--- start of THE RECORDS ---

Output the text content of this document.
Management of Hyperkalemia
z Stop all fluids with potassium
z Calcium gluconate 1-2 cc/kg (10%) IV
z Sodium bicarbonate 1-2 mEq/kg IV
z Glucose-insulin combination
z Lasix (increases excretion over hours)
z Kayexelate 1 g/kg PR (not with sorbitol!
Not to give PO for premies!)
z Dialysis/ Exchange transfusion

--- end of THE RECORDS ---
--- start of THE RECORDS ---

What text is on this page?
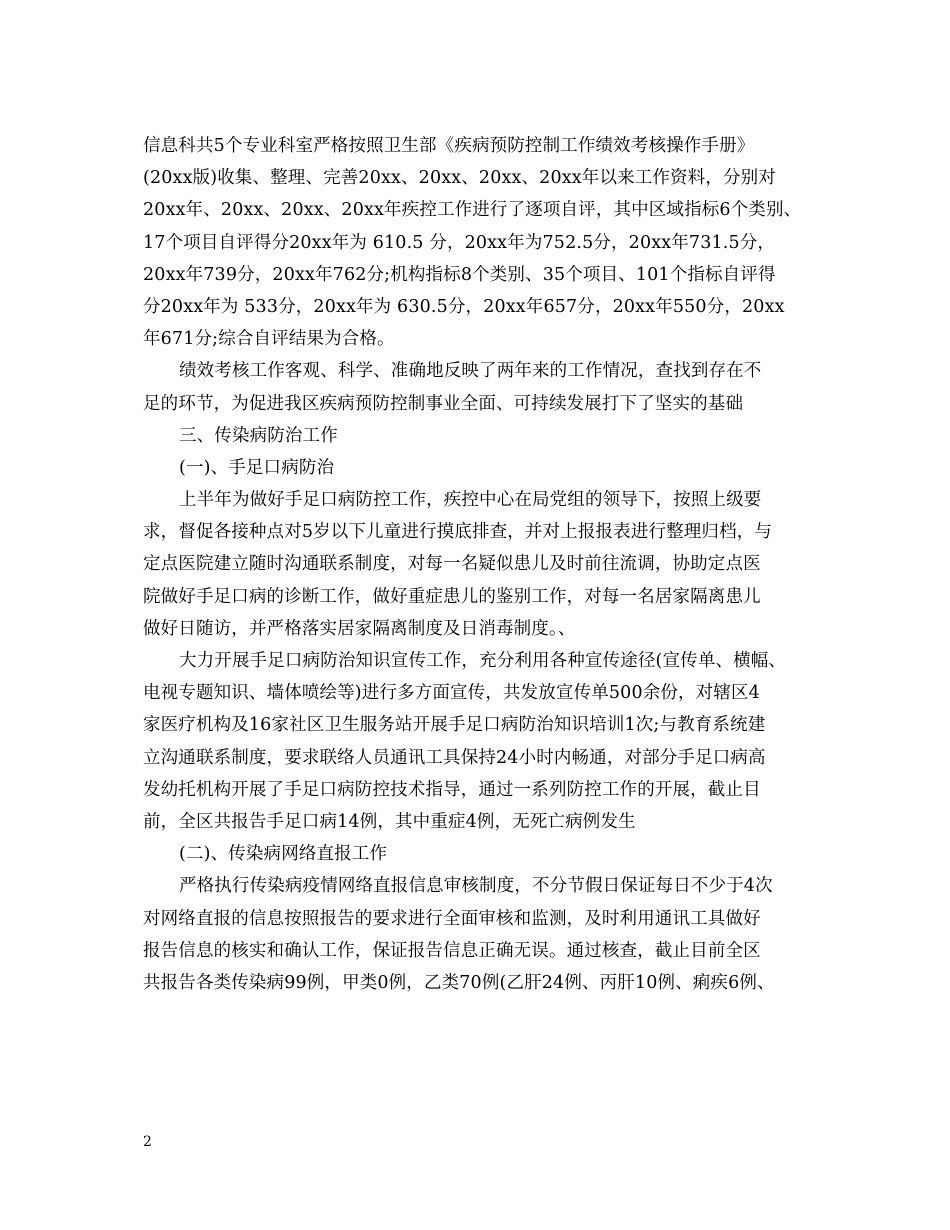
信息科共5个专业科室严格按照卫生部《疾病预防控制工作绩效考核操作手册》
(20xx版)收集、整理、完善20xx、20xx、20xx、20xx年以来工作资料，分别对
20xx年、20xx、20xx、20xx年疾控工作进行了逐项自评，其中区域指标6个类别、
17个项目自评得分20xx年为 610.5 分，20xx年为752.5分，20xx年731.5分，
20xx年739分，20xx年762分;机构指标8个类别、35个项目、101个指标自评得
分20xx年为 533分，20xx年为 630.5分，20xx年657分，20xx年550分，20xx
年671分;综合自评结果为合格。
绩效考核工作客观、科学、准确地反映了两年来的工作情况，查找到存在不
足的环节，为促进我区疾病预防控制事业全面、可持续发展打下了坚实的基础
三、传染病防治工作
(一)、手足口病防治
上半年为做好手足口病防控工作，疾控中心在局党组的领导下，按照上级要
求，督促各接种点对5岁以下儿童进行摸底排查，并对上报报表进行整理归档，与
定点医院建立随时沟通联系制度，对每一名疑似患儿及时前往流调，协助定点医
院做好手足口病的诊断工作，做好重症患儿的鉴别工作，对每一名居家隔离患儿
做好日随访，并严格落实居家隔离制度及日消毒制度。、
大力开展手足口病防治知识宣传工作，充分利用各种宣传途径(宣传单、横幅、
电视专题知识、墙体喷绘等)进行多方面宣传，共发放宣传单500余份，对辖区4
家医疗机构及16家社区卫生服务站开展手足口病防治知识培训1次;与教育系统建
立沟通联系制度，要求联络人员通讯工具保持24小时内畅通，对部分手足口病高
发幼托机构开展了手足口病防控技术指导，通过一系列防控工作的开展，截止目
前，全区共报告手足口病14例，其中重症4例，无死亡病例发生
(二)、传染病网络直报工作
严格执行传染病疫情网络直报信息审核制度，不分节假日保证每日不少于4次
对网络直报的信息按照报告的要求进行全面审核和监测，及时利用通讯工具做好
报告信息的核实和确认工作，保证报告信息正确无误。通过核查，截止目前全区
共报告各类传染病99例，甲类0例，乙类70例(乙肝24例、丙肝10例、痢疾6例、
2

--- end of THE RECORDS ---
--- start of THE RECORDS ---

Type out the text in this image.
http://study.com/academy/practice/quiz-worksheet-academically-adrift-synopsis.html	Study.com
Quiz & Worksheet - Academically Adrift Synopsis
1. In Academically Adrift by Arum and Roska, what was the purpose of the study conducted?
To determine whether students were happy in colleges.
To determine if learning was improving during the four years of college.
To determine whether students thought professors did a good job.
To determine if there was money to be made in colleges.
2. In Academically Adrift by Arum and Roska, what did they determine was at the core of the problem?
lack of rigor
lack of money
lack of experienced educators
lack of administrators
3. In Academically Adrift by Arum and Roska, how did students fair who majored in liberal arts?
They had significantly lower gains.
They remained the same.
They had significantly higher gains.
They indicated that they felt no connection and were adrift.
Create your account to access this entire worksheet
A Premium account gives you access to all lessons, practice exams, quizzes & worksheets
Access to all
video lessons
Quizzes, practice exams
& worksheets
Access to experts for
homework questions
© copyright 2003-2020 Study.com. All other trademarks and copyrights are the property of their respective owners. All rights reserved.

--- end of THE RECORDS ---

* [TASK TO CARRY OUT]:
Check each line of the records for "this" and copy the ones that contain it.

* [RIGHT ANSWER]:
Output the text content of this document.
What text is on this page?
Type out the text in this image.
Create your account to access this entire worksheet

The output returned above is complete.